The task: Gather each line of the records where "name" appears.

## start Dataset excerpts

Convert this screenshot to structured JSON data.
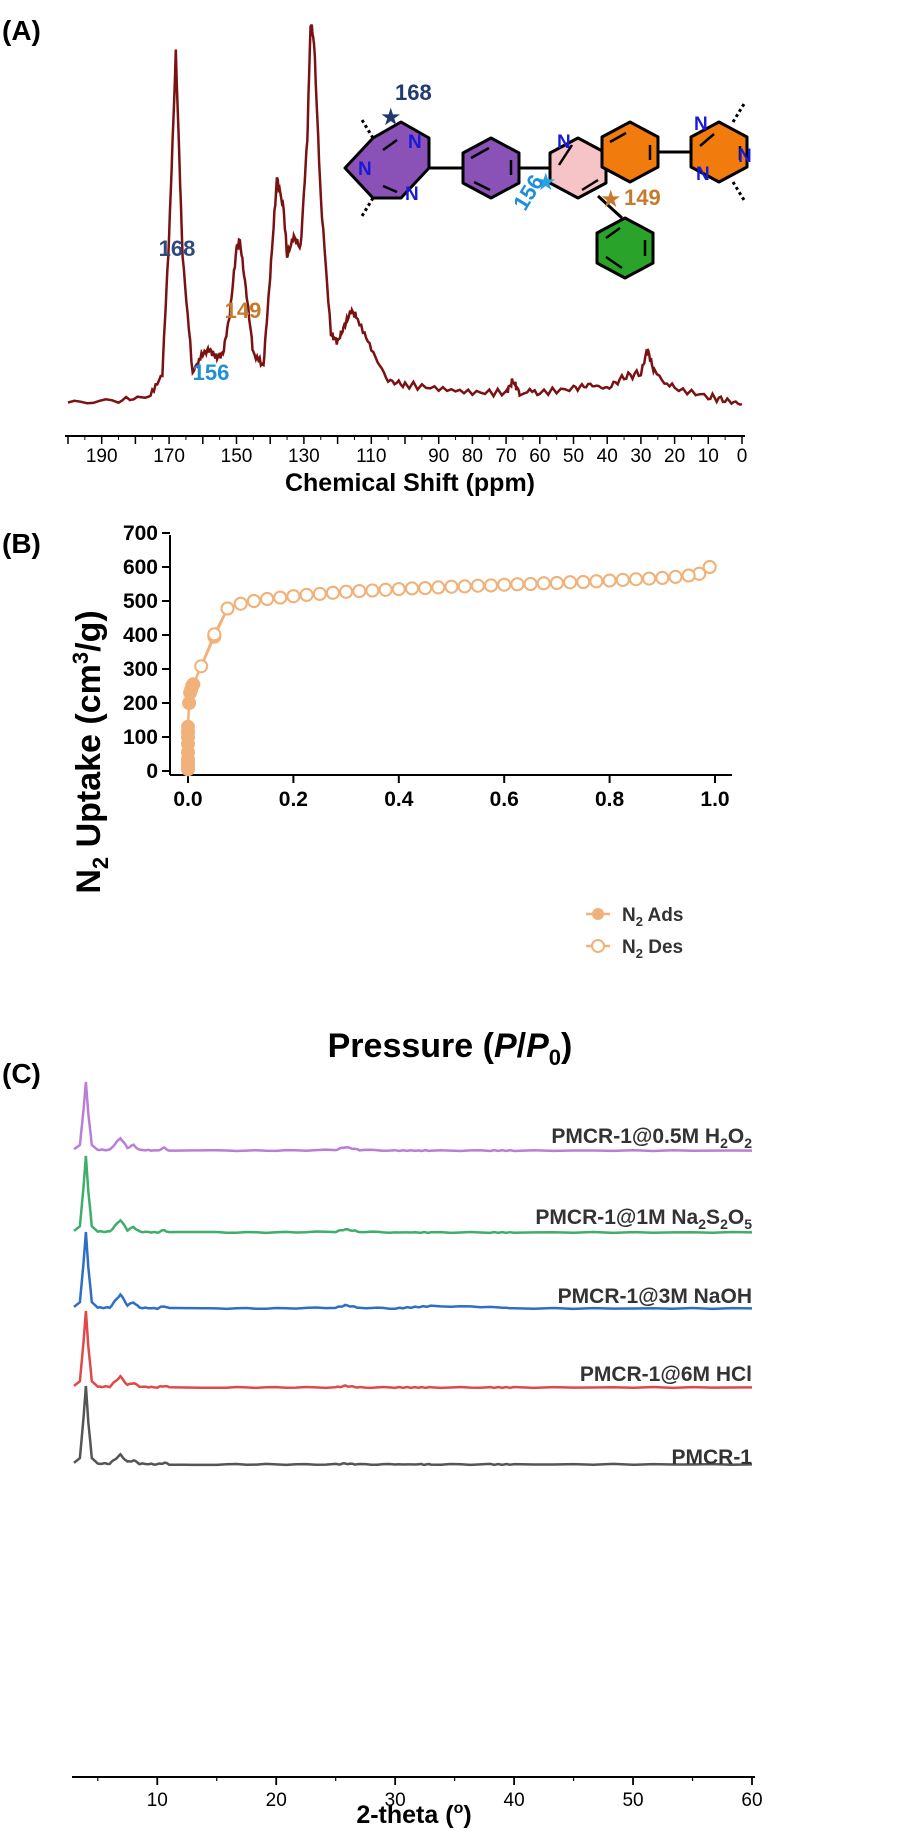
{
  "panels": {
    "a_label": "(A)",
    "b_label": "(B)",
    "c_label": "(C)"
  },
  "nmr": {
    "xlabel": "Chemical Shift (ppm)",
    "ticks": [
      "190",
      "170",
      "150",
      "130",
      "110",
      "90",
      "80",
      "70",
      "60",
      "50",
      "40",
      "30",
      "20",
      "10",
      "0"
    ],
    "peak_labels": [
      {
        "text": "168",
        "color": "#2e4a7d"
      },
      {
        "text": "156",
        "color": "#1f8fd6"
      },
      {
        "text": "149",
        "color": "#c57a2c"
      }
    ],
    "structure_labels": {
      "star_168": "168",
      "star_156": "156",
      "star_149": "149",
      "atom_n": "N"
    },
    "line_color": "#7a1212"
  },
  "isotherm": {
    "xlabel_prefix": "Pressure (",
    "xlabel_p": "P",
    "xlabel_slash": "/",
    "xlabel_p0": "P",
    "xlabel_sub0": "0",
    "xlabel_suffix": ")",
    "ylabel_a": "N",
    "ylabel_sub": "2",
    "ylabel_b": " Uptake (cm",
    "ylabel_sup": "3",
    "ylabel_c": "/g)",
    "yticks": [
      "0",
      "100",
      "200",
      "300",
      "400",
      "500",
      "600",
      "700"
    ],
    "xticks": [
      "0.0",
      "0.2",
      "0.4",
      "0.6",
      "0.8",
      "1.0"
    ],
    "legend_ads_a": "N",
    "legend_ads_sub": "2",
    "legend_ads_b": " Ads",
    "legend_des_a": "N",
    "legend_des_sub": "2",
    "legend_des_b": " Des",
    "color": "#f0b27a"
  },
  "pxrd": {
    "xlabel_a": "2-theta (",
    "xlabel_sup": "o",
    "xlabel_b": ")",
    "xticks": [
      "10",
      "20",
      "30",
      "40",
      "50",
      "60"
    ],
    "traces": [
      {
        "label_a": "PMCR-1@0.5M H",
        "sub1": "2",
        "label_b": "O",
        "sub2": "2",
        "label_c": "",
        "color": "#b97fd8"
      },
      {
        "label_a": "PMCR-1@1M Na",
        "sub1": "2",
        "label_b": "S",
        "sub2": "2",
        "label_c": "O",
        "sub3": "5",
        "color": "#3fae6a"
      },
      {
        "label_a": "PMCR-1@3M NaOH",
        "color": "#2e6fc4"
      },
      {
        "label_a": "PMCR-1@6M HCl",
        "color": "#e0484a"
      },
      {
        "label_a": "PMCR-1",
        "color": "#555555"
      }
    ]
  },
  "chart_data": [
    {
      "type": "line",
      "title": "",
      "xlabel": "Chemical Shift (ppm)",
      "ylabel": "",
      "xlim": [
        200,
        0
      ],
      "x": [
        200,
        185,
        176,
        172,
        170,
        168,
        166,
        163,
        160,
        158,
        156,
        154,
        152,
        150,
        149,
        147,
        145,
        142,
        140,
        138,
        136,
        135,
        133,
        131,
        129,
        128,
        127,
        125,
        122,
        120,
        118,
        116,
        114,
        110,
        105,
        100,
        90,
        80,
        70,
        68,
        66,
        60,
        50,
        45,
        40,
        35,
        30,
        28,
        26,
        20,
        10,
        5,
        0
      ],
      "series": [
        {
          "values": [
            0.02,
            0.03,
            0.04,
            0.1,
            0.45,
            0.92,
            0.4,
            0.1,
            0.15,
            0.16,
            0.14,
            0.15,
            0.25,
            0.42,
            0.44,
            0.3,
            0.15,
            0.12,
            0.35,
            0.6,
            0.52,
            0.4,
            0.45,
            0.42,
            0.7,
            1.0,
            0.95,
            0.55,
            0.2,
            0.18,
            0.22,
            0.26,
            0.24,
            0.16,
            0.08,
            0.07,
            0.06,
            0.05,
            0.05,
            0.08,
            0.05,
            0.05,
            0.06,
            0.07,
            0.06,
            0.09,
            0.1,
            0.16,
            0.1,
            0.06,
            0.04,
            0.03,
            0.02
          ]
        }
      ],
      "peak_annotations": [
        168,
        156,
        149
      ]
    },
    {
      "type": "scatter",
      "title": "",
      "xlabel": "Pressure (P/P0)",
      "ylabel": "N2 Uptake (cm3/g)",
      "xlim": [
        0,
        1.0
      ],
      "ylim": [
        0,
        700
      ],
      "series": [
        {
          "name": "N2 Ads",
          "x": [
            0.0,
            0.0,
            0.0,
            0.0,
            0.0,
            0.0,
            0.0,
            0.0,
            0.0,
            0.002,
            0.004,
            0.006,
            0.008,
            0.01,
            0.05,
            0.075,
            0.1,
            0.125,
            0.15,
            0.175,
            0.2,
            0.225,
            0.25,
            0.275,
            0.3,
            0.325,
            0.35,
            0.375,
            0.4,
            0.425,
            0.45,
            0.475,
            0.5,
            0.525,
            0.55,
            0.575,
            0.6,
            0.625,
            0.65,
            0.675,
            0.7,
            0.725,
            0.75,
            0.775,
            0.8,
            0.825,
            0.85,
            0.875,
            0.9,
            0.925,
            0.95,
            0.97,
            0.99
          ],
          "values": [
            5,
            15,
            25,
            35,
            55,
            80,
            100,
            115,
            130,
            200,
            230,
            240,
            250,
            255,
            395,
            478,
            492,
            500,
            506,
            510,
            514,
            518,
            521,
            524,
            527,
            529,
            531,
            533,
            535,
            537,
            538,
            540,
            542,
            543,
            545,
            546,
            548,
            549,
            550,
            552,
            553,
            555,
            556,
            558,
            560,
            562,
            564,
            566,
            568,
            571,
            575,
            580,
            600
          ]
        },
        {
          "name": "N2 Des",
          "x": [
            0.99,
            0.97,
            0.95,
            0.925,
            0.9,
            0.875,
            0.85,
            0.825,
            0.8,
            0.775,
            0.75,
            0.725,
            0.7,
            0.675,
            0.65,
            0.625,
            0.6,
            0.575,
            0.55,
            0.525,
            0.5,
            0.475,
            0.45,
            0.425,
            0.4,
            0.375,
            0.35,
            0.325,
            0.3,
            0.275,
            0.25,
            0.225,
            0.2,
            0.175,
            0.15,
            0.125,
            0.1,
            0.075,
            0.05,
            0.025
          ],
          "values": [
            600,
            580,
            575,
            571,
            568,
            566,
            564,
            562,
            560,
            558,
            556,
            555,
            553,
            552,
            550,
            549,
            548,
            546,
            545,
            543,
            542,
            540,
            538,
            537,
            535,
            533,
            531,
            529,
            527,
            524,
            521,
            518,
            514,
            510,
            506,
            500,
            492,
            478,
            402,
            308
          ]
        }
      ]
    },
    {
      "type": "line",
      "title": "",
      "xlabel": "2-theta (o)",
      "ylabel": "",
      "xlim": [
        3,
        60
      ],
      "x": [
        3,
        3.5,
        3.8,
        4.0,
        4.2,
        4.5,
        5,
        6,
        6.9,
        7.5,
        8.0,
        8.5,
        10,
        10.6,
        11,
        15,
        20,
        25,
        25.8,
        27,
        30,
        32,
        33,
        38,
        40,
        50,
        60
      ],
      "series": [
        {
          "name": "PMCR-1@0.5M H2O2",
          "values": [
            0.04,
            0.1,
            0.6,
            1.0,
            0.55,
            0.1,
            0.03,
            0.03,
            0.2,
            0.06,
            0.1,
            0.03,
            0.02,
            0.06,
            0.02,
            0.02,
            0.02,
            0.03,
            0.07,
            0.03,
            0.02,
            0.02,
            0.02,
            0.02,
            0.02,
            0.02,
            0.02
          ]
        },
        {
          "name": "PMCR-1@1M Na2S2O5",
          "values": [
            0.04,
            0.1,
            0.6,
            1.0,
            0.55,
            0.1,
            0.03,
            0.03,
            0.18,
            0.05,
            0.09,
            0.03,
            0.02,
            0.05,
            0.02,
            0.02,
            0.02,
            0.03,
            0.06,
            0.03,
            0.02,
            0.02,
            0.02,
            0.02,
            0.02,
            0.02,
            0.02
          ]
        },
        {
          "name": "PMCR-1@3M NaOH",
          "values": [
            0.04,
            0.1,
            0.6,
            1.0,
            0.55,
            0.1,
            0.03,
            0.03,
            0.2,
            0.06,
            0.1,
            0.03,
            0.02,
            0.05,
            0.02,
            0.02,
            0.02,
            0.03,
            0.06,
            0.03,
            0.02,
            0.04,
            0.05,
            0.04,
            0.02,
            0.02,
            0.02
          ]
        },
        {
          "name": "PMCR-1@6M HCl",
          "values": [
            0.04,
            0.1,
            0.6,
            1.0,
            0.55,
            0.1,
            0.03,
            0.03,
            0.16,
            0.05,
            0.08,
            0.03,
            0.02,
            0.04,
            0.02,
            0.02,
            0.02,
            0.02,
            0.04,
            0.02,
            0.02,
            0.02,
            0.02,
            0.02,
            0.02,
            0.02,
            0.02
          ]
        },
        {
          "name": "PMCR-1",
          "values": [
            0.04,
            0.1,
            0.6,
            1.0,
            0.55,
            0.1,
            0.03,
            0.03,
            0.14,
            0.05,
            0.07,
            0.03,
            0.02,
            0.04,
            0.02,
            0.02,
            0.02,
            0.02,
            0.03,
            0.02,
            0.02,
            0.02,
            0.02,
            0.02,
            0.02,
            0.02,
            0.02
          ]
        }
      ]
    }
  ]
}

## end Dataset excerpts

Complete answer:
          "name": "N2 Ads",
          "name": "N2 Des",
          "name": "PMCR-1@0.5M H2O2",
          "name": "PMCR-1@1M Na2S2O5",
          "name": "PMCR-1@3M NaOH",
          "name": "PMCR-1@6M HCl",
          "name": "PMCR-1",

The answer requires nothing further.